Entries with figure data
--- start ---
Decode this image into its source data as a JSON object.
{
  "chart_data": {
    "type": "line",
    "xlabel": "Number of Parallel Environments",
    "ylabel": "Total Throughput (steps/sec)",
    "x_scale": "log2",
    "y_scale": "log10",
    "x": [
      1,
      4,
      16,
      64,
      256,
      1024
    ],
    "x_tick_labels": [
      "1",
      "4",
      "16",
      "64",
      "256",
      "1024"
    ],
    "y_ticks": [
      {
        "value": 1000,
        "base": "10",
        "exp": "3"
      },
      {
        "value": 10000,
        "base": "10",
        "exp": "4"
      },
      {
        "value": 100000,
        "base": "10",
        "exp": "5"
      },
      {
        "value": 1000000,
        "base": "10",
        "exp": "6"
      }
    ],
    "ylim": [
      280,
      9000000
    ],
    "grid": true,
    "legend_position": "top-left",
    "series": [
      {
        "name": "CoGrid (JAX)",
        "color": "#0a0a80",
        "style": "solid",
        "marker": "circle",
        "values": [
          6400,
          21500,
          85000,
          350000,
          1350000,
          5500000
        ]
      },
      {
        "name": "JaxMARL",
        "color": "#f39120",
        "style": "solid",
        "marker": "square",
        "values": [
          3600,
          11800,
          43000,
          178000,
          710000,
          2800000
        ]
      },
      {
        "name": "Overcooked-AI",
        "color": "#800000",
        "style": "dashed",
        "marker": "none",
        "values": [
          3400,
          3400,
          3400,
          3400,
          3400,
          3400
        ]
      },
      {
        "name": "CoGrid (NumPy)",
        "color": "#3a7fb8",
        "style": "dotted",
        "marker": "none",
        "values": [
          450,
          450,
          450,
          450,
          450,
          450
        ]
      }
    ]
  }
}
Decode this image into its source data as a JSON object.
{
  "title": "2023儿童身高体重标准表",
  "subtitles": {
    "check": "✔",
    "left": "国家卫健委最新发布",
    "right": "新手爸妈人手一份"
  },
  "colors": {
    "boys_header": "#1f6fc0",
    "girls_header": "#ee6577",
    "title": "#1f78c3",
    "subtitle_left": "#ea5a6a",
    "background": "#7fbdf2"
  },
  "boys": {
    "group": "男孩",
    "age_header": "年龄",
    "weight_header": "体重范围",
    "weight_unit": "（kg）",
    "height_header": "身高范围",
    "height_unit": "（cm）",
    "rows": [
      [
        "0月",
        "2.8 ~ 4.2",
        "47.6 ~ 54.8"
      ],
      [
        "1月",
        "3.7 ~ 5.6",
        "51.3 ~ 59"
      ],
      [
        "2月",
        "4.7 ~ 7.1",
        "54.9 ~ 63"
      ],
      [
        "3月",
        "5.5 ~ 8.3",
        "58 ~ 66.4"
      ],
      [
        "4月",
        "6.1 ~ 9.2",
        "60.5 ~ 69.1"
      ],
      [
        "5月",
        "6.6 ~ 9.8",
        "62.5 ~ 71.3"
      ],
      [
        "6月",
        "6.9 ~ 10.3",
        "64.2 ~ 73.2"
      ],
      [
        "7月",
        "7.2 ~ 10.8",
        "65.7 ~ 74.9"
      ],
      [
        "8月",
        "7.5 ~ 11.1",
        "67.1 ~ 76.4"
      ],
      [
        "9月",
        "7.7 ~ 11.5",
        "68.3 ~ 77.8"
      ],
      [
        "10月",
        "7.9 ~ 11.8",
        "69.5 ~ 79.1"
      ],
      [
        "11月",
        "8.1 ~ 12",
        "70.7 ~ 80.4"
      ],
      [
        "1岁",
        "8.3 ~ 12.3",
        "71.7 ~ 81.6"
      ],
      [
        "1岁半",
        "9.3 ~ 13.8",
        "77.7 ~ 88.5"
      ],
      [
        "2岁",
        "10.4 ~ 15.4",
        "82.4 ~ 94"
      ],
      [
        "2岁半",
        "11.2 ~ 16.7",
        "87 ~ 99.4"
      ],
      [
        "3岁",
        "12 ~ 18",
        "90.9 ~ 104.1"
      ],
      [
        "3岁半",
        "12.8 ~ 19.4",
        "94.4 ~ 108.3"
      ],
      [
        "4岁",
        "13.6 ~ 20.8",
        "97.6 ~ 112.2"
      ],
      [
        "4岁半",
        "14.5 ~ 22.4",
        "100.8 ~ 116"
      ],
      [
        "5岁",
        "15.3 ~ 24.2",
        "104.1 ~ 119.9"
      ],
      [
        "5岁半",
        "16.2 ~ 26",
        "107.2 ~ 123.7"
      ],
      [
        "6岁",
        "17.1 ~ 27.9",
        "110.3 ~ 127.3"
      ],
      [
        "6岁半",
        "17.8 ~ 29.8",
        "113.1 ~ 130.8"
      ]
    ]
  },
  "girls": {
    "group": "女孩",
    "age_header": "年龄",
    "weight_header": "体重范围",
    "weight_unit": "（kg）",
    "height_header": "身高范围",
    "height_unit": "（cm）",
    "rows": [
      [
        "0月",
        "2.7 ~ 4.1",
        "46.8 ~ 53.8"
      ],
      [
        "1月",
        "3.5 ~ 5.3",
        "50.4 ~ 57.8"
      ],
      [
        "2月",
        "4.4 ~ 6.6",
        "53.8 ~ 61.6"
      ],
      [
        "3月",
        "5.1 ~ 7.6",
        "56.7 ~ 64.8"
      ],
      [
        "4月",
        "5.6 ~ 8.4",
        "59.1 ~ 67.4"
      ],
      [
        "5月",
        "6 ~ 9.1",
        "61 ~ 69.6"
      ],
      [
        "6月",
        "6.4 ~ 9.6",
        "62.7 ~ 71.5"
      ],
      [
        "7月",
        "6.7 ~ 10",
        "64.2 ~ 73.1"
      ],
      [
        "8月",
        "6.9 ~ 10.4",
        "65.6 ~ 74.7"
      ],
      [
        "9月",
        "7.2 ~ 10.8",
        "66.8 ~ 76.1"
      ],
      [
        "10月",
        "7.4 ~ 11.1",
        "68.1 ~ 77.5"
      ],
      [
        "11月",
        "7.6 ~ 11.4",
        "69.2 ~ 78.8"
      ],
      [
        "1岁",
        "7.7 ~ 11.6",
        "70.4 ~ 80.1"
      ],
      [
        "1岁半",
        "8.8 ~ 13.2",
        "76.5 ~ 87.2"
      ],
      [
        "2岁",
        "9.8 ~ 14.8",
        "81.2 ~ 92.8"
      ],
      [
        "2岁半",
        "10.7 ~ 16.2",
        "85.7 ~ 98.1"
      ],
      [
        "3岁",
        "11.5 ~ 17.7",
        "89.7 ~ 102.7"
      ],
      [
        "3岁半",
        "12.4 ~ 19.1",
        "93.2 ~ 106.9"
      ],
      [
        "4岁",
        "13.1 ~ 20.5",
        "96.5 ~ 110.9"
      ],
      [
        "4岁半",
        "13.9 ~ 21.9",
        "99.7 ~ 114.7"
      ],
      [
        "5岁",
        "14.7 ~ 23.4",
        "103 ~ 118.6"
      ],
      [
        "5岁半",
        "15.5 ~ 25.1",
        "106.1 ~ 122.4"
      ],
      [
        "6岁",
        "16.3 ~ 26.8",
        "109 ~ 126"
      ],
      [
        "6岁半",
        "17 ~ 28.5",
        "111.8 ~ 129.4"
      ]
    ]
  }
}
--- end ---
▸ **What this task involves**: Write out every line of the records exactly.

▸ **Answer in full**:
Decode this image into its source data as a JSON object.
{
  "chart_data": {
    "type": "line",
    "xlabel": "Number of Parallel Environments",
    "ylabel": "Total Throughput (steps/sec)",
    "x_scale": "log2",
    "y_scale": "log10",
    "x": [
      1,
      4,
      16,
      64,
      256,
      1024
    ],
    "x_tick_labels": [
      "1",
      "4",
      "16",
      "64",
      "256",
      "1024"
    ],
    "y_ticks": [
      {
        "value": 1000,
        "base": "10",
        "exp": "3"
      },
      {
        "value": 10000,
        "base": "10",
        "exp": "4"
      },
      {
        "value": 100000,
        "base": "10",
        "exp": "5"
      },
      {
        "value": 1000000,
        "base": "10",
        "exp": "6"
      }
    ],
    "ylim": [
      280,
      9000000
    ],
    "grid": true,
    "legend_position": "top-left",
    "series": [
      {
        "name": "CoGrid (JAX)",
        "color": "#0a0a80",
        "style": "solid",
        "marker": "circle",
        "values": [
          6400,
          21500,
          85000,
          350000,
          1350000,
          5500000
        ]
      },
      {
        "name": "JaxMARL",
        "color": "#f39120",
        "style": "solid",
        "marker": "square",
        "values": [
          3600,
          11800,
          43000,
          178000,
          710000,
          2800000
        ]
      },
      {
        "name": "Overcooked-AI",
        "color": "#800000",
        "style": "dashed",
        "marker": "none",
        "values": [
          3400,
          3400,
          3400,
          3400,
          3400,
          3400
        ]
      },
      {
        "name": "CoGrid (NumPy)",
        "color": "#3a7fb8",
        "style": "dotted",
        "marker": "none",
        "values": [
          450,
          450,
          450,
          450,
          450,
          450
        ]
      }
    ]
  }
}
Decode this image into its source data as a JSON object.
{
  "title": "2023儿童身高体重标准表",
  "subtitles": {
    "check": "✔",
    "left": "国家卫健委最新发布",
    "right": "新手爸妈人手一份"
  },
  "colors": {
    "boys_header": "#1f6fc0",
    "girls_header": "#ee6577",
    "title": "#1f78c3",
    "subtitle_left": "#ea5a6a",
    "background": "#7fbdf2"
  },
  "boys": {
    "group": "男孩",
    "age_header": "年龄",
    "weight_header": "体重范围",
    "weight_unit": "（kg）",
    "height_header": "身高范围",
    "height_unit": "（cm）",
    "rows": [
      [
        "0月",
        "2.8 ~ 4.2",
        "47.6 ~ 54.8"
      ],
      [
        "1月",
        "3.7 ~ 5.6",
        "51.3 ~ 59"
      ],
      [
        "2月",
        "4.7 ~ 7.1",
        "54.9 ~ 63"
      ],
      [
        "3月",
        "5.5 ~ 8.3",
        "58 ~ 66.4"
      ],
      [
        "4月",
        "6.1 ~ 9.2",
        "60.5 ~ 69.1"
      ],
      [
        "5月",
        "6.6 ~ 9.8",
        "62.5 ~ 71.3"
      ],
      [
        "6月",
        "6.9 ~ 10.3",
        "64.2 ~ 73.2"
      ],
      [
        "7月",
        "7.2 ~ 10.8",
        "65.7 ~ 74.9"
      ],
      [
        "8月",
        "7.5 ~ 11.1",
        "67.1 ~ 76.4"
      ],
      [
        "9月",
        "7.7 ~ 11.5",
        "68.3 ~ 77.8"
      ],
      [
        "10月",
        "7.9 ~ 11.8",
        "69.5 ~ 79.1"
      ],
      [
        "11月",
        "8.1 ~ 12",
        "70.7 ~ 80.4"
      ],
      [
        "1岁",
        "8.3 ~ 12.3",
        "71.7 ~ 81.6"
      ],
      [
        "1岁半",
        "9.3 ~ 13.8",
        "77.7 ~ 88.5"
      ],
      [
        "2岁",
        "10.4 ~ 15.4",
        "82.4 ~ 94"
      ],
      [
        "2岁半",
        "11.2 ~ 16.7",
        "87 ~ 99.4"
      ],
      [
        "3岁",
        "12 ~ 18",
        "90.9 ~ 104.1"
      ],
      [
        "3岁半",
        "12.8 ~ 19.4",
        "94.4 ~ 108.3"
      ],
      [
        "4岁",
        "13.6 ~ 20.8",
        "97.6 ~ 112.2"
      ],
      [
        "4岁半",
        "14.5 ~ 22.4",
        "100.8 ~ 116"
      ],
      [
        "5岁",
        "15.3 ~ 24.2",
        "104.1 ~ 119.9"
      ],
      [
        "5岁半",
        "16.2 ~ 26",
        "107.2 ~ 123.7"
      ],
      [
        "6岁",
        "17.1 ~ 27.9",
        "110.3 ~ 127.3"
      ],
      [
        "6岁半",
        "17.8 ~ 29.8",
        "113.1 ~ 130.8"
      ]
    ]
  },
  "girls": {
    "group": "女孩",
    "age_header": "年龄",
    "weight_header": "体重范围",
    "weight_unit": "（kg）",
    "height_header": "身高范围",
    "height_unit": "（cm）",
    "rows": [
      [
        "0月",
        "2.7 ~ 4.1",
        "46.8 ~ 53.8"
      ],
      [
        "1月",
        "3.5 ~ 5.3",
        "50.4 ~ 57.8"
      ],
      [
        "2月",
        "4.4 ~ 6.6",
        "53.8 ~ 61.6"
      ],
      [
        "3月",
        "5.1 ~ 7.6",
        "56.7 ~ 64.8"
      ],
      [
        "4月",
        "5.6 ~ 8.4",
        "59.1 ~ 67.4"
      ],
      [
        "5月",
        "6 ~ 9.1",
        "61 ~ 69.6"
      ],
      [
        "6月",
        "6.4 ~ 9.6",
        "62.7 ~ 71.5"
      ],
      [
        "7月",
        "6.7 ~ 10",
        "64.2 ~ 73.1"
      ],
      [
        "8月",
        "6.9 ~ 10.4",
        "65.6 ~ 74.7"
      ],
      [
        "9月",
        "7.2 ~ 10.8",
        "66.8 ~ 76.1"
      ],
      [
        "10月",
        "7.4 ~ 11.1",
        "68.1 ~ 77.5"
      ],
      [
        "11月",
        "7.6 ~ 11.4",
        "69.2 ~ 78.8"
      ],
      [
        "1岁",
        "7.7 ~ 11.6",
        "70.4 ~ 80.1"
      ],
      [
        "1岁半",
        "8.8 ~ 13.2",
        "76.5 ~ 87.2"
      ],
      [
        "2岁",
        "9.8 ~ 14.8",
        "81.2 ~ 92.8"
      ],
      [
        "2岁半",
        "10.7 ~ 16.2",
        "85.7 ~ 98.1"
      ],
      [
        "3岁",
        "11.5 ~ 17.7",
        "89.7 ~ 102.7"
      ],
      [
        "3岁半",
        "12.4 ~ 19.1",
        "93.2 ~ 106.9"
      ],
      [
        "4岁",
        "13.1 ~ 20.5",
        "96.5 ~ 110.9"
      ],
      [
        "4岁半",
        "13.9 ~ 21.9",
        "99.7 ~ 114.7"
      ],
      [
        "5岁",
        "14.7 ~ 23.4",
        "103 ~ 118.6"
      ],
      [
        "5岁半",
        "15.5 ~ 25.1",
        "106.1 ~ 122.4"
      ],
      [
        "6岁",
        "16.3 ~ 26.8",
        "109 ~ 126"
      ],
      [
        "6岁半",
        "17 ~ 28.5",
        "111.8 ~ 129.4"
      ]
    ]
  }
}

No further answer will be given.